● **EXERCISE INSTRUCTIONS**
Reproduce all of the data below without alteration; exclude every picture.

Data records:
>> start

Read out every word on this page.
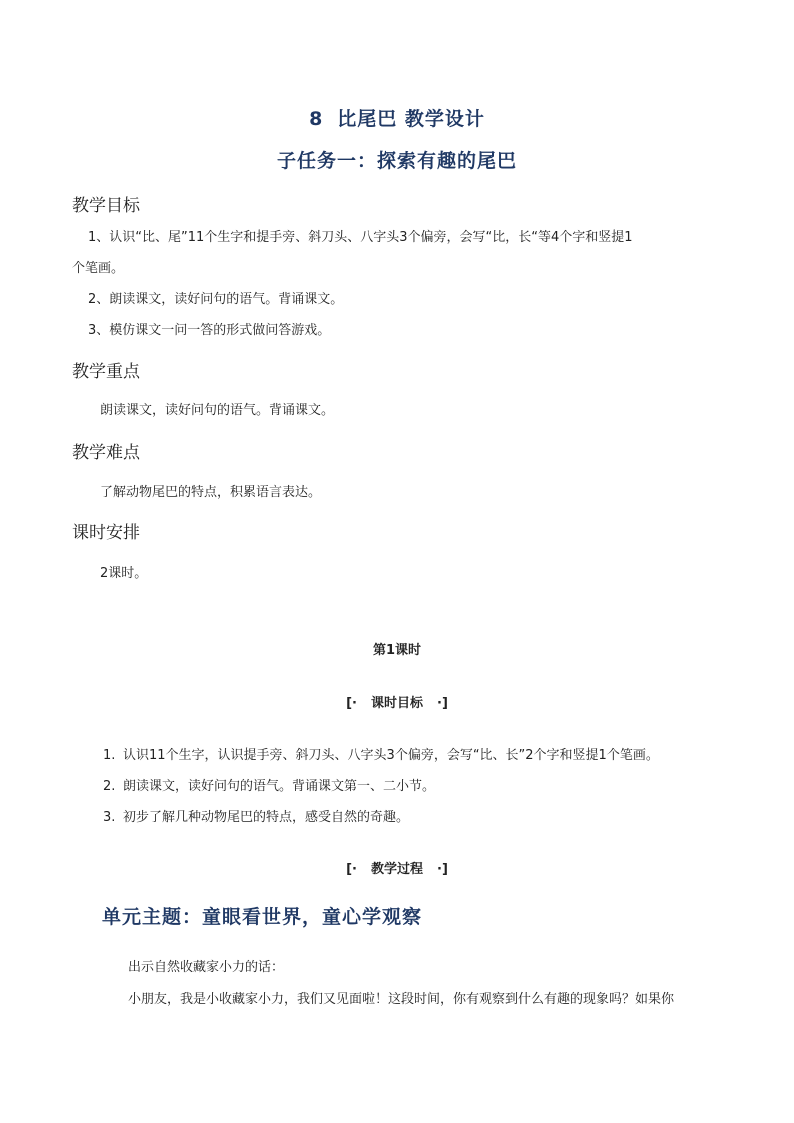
8 比尾巴 教学设计
子任务一：探索有趣的尾巴
教学目标
1、认识“比、尾”11个生字和提手旁、斜刀头、八字头3个偏旁，会写“比，长“等4个字和竖提1
个笔画。
2、朗读课文，读好问句的语气。背诵课文。
3、模仿课文一问一答的形式做问答游戏。
教学重点
朗读课文，读好问句的语气。背诵课文。
教学难点
了解动物尾巴的特点，积累语言表达。
课时安排
2课时。
第1课时
[· 课时目标 ·]
1. 认识11个生字，认识提手旁、斜刀头、八字头3个偏旁，会写“比、长”2个字和竖提1个笔画。
2. 朗读课文，读好问句的语气。背诵课文第一、二小节。
3. 初步了解几种动物尾巴的特点，感受自然的奇趣。
[· 教学过程 ·]
单元主题：童眼看世界，童心学观察
出示自然收藏家小力的话：
小朋友，我是小收藏家小力，我们又见面啦！这段时间，你有观察到什么有趣的现象吗？如果你
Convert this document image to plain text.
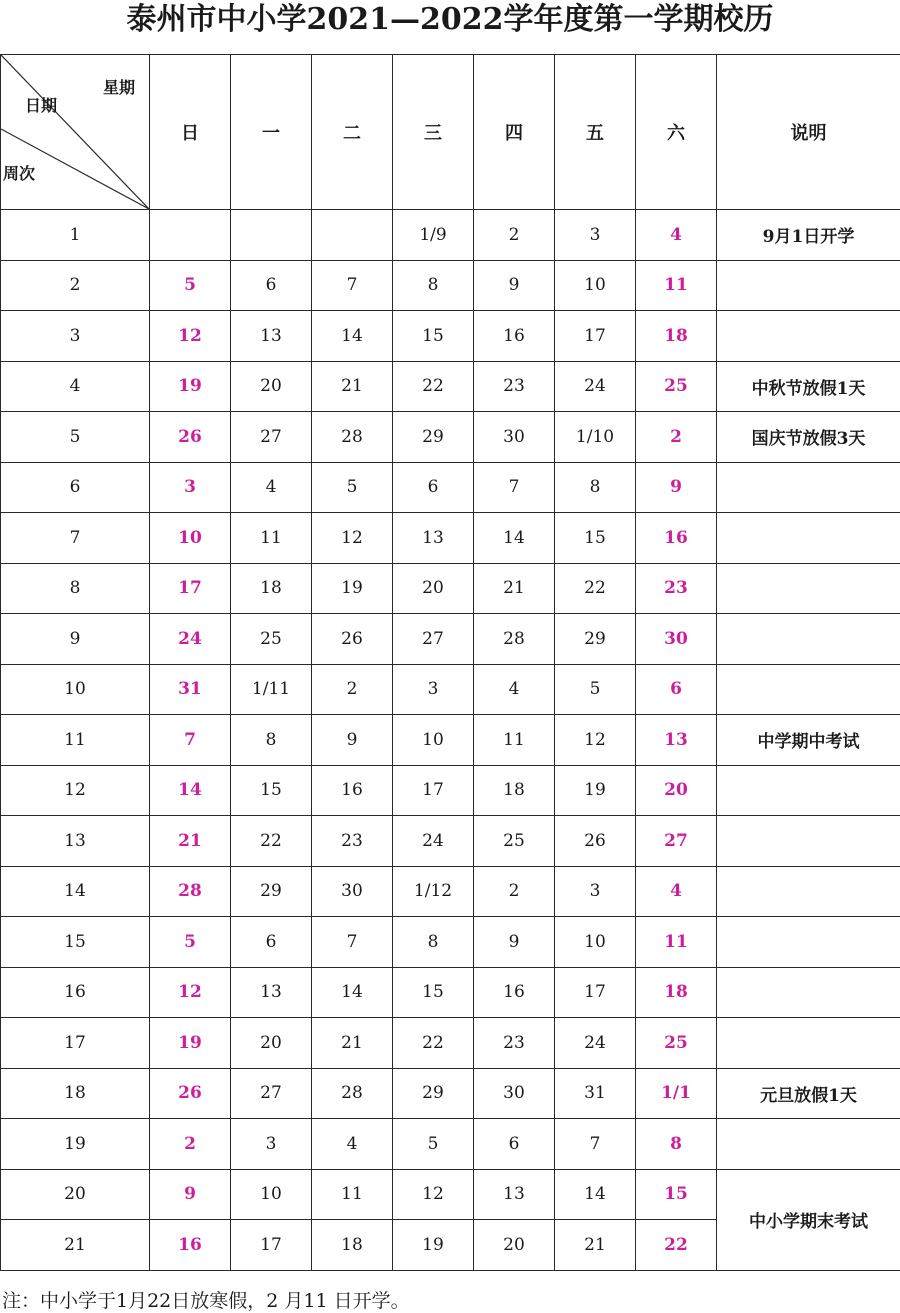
泰州市中小学2021—2022学年度第一学期校历
星期
日期
周次	日	一	二	三	四	五	六	说明
1				1/9	2	3	4	9月1日开学
2	5	6	7	8	9	10	11	
3	12	13	14	15	16	17	18	
4	19	20	21	22	23	24	25	中秋节放假1天
5	26	27	28	29	30	1/10	2	国庆节放假3天
6	3	4	5	6	7	8	9	
7	10	11	12	13	14	15	16	
8	17	18	19	20	21	22	23	
9	24	25	26	27	28	29	30	
10	31	1/11	2	3	4	5	6	
11	7	8	9	10	11	12	13	中学期中考试
12	14	15	16	17	18	19	20	
13	21	22	23	24	25	26	27	
14	28	29	30	1/12	2	3	4	
15	5	6	7	8	9	10	11	
16	12	13	14	15	16	17	18	
17	19	20	21	22	23	24	25	
18	26	27	28	29	30	31	1/1	元旦放假1天
19	2	3	4	5	6	7	8	
20	9	10	11	12	13	14	15	中小学期末考试
21	16	17	18	19	20	21	22	

注：中小学于1月22日放寒假，2 月11 日开学。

>> end

● **SOLUTION FOR THIS EXERCISE**
Read out every word on this page.
8 比尾巴 教学设计
子任务一：探索有趣的尾巴
教学目标
1、认识“比、尾”11个生字和提手旁、斜刀头、八字头3个偏旁，会写“比，长“等4个字和竖提1
个笔画。
2、朗读课文，读好问句的语气。背诵课文。
3、模仿课文一问一答的形式做问答游戏。
教学重点
朗读课文，读好问句的语气。背诵课文。
教学难点
了解动物尾巴的特点，积累语言表达。
课时安排
2课时。
第1课时
[· 课时目标 ·]
1. 认识11个生字，认识提手旁、斜刀头、八字头3个偏旁，会写“比、长”2个字和竖提1个笔画。
2. 朗读课文，读好问句的语气。背诵课文第一、二小节。
3. 初步了解几种动物尾巴的特点，感受自然的奇趣。
[· 教学过程 ·]
单元主题：童眼看世界，童心学观察
出示自然收藏家小力的话：
小朋友，我是小收藏家小力，我们又见面啦！这段时间，你有观察到什么有趣的现象吗？如果你
Convert this document image to plain text.
泰州市中小学2021—2022学年度第一学期校历
星期
日期
周次	日	一	二	三	四	五	六	说明
1				1/9	2	3	4	9月1日开学
2	5	6	7	8	9	10	11	
3	12	13	14	15	16	17	18	
4	19	20	21	22	23	24	25	中秋节放假1天
5	26	27	28	29	30	1/10	2	国庆节放假3天
6	3	4	5	6	7	8	9	
7	10	11	12	13	14	15	16	
8	17	18	19	20	21	22	23	
9	24	25	26	27	28	29	30	
10	31	1/11	2	3	4	5	6	
11	7	8	9	10	11	12	13	中学期中考试
12	14	15	16	17	18	19	20	
13	21	22	23	24	25	26	27	
14	28	29	30	1/12	2	3	4	
15	5	6	7	8	9	10	11	
16	12	13	14	15	16	17	18	
17	19	20	21	22	23	24	25	
18	26	27	28	29	30	31	1/1	元旦放假1天
19	2	3	4	5	6	7	8	
20	9	10	11	12	13	14	15	中小学期末考试
21	16	17	18	19	20	21	22	

注：中小学于1月22日放寒假，2 月11 日开学。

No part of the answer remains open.